YOUR TASK: Find all the lines with "wird" and gather them.
+ + + + +
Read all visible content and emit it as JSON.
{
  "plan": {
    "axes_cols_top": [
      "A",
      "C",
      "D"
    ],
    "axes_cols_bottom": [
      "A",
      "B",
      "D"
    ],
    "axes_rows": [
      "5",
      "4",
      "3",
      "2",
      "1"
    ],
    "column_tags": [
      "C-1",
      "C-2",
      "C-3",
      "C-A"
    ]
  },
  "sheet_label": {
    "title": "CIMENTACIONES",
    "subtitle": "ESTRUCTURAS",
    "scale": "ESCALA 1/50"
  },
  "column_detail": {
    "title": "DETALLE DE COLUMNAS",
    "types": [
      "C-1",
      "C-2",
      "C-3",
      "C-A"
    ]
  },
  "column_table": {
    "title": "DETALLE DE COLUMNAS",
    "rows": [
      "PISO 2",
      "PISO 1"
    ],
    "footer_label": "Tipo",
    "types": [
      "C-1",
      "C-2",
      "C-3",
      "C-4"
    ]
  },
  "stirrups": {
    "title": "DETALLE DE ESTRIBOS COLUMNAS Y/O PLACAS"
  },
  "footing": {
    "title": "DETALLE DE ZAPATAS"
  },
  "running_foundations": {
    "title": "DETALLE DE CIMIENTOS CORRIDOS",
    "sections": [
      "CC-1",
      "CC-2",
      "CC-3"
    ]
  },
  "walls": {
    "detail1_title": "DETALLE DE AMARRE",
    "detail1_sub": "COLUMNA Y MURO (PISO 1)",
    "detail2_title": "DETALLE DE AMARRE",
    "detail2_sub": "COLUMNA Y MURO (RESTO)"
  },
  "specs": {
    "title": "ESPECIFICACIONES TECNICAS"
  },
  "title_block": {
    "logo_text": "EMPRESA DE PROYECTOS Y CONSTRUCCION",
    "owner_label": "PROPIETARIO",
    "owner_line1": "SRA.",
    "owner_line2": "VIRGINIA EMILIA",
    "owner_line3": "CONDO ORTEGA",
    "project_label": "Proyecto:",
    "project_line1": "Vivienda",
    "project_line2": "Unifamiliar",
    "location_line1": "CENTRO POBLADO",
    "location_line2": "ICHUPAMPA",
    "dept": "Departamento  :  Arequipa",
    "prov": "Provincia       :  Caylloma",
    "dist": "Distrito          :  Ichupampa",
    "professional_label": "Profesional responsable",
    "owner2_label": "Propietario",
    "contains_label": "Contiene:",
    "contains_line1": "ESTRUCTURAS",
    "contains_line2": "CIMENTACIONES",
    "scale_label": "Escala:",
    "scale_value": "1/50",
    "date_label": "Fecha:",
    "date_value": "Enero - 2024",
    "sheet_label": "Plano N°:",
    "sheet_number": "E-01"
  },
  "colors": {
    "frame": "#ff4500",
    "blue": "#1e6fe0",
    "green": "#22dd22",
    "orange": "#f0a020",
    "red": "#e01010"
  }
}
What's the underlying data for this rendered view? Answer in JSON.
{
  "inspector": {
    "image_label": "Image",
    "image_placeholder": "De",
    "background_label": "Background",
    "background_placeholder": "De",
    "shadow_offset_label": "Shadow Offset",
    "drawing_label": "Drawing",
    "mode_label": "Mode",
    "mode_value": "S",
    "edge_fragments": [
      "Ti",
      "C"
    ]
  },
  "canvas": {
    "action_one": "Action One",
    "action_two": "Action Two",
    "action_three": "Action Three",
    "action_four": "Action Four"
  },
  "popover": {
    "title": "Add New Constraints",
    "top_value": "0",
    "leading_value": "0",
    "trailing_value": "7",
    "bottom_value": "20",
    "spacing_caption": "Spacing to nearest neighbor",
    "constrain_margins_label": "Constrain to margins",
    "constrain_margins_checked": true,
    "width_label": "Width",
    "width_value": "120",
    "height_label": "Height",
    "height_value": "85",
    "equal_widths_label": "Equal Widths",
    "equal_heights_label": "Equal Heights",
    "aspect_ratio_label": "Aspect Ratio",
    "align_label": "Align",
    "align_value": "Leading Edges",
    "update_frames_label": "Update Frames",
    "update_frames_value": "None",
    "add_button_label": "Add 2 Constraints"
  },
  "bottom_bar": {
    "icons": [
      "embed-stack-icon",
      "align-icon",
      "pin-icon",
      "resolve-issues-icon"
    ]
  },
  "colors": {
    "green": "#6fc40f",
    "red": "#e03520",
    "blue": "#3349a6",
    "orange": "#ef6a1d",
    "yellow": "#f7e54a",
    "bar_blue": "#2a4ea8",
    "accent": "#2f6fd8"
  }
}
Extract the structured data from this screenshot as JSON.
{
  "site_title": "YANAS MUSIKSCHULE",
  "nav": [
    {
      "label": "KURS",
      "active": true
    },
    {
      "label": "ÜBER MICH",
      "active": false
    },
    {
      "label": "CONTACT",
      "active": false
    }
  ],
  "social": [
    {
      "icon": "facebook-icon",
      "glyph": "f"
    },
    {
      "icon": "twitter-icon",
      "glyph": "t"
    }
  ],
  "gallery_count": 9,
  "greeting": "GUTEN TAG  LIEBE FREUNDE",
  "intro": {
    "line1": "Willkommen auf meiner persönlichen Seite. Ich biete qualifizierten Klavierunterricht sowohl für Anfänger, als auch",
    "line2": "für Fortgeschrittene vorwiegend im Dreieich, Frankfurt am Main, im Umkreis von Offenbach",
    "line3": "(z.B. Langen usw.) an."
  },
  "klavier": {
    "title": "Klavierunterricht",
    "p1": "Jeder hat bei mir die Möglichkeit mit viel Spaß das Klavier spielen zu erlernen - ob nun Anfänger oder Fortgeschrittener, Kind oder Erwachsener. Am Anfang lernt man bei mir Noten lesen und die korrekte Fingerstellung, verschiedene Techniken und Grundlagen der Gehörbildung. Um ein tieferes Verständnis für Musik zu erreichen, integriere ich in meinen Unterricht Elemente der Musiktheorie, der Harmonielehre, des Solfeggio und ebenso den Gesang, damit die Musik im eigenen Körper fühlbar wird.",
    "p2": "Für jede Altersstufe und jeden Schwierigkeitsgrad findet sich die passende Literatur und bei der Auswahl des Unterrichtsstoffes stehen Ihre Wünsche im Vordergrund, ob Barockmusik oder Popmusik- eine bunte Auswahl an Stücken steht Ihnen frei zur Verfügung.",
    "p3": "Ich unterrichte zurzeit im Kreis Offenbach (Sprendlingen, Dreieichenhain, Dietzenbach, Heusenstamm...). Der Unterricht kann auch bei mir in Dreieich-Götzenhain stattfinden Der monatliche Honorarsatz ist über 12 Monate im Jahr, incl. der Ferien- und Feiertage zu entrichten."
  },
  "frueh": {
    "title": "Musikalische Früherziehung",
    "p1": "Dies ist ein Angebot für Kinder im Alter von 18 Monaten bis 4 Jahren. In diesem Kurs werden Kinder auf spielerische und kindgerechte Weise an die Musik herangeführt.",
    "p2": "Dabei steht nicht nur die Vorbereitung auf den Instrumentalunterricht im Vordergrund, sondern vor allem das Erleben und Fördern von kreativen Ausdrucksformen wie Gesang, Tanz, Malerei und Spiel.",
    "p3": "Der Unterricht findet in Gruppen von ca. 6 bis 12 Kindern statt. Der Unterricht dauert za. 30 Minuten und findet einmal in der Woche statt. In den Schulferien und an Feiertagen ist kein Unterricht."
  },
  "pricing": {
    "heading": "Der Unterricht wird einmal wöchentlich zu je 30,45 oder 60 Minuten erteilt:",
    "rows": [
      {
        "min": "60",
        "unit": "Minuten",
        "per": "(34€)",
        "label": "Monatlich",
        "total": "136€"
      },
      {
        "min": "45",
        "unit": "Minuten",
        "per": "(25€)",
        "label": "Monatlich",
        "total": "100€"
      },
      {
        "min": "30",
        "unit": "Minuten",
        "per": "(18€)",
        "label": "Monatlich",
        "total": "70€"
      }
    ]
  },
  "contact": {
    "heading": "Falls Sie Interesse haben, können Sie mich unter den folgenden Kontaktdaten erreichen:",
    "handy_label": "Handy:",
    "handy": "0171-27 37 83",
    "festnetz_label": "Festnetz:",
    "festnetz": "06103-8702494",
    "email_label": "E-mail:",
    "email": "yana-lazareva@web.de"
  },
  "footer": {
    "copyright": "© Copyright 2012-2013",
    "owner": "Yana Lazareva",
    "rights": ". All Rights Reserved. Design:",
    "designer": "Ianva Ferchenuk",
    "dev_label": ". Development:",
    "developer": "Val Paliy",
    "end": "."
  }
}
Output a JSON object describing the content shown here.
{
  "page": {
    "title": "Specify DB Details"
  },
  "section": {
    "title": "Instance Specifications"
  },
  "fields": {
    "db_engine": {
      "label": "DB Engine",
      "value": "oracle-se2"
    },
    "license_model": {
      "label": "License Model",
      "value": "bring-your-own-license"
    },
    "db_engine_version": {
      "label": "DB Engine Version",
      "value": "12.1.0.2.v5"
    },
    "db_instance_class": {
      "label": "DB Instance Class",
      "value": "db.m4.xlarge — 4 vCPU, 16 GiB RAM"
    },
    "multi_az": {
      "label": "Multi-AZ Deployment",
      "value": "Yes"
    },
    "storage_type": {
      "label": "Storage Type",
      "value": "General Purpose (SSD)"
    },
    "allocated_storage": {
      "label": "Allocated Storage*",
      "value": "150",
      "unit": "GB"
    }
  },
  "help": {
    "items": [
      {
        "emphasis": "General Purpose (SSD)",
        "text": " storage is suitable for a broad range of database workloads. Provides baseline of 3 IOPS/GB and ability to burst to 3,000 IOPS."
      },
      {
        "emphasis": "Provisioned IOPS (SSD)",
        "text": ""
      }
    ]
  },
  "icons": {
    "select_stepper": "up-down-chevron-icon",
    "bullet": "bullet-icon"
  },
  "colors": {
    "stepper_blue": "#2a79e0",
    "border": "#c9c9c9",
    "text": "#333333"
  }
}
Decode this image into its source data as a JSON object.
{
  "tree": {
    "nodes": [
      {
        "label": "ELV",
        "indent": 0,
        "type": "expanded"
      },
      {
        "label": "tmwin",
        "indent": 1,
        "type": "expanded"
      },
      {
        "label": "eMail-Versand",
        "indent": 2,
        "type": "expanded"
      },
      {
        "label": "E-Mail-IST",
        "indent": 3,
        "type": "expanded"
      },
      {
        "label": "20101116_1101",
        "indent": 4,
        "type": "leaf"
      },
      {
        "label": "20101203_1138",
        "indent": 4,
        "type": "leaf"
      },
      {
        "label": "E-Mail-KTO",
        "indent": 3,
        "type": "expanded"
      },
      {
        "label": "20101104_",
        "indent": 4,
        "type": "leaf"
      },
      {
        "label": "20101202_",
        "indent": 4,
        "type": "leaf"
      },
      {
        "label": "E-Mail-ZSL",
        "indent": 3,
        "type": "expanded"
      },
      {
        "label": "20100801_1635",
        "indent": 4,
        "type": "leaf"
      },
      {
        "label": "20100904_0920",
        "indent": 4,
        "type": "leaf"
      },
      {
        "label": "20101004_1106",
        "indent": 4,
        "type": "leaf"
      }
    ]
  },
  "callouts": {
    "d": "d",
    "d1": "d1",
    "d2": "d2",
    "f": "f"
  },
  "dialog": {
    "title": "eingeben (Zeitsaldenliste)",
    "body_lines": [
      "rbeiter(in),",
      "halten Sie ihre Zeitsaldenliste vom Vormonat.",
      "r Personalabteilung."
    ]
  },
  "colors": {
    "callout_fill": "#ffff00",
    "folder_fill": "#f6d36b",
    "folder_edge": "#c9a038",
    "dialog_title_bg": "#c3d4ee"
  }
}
+ + + + +
PROBLEM SOLUTION:
    "p1": "Jeder hat bei mir die Möglichkeit mit viel Spaß das Klavier spielen zu erlernen - ob nun Anfänger oder Fortgeschrittener, Kind oder Erwachsener. Am Anfang lernt man bei mir Noten lesen und die korrekte Fingerstellung, verschiedene Techniken und Grundlagen der Gehörbildung. Um ein tieferes Verständnis für Musik zu erreichen, integriere ich in meinen Unterricht Elemente der Musiktheorie, der Harmonielehre, des Solfeggio und ebenso den Gesang, damit die Musik im eigenen Körper fühlbar wird.",
    "heading": "Der Unterricht wird einmal wöchentlich zu je 30,45 oder 60 Minuten erteilt:",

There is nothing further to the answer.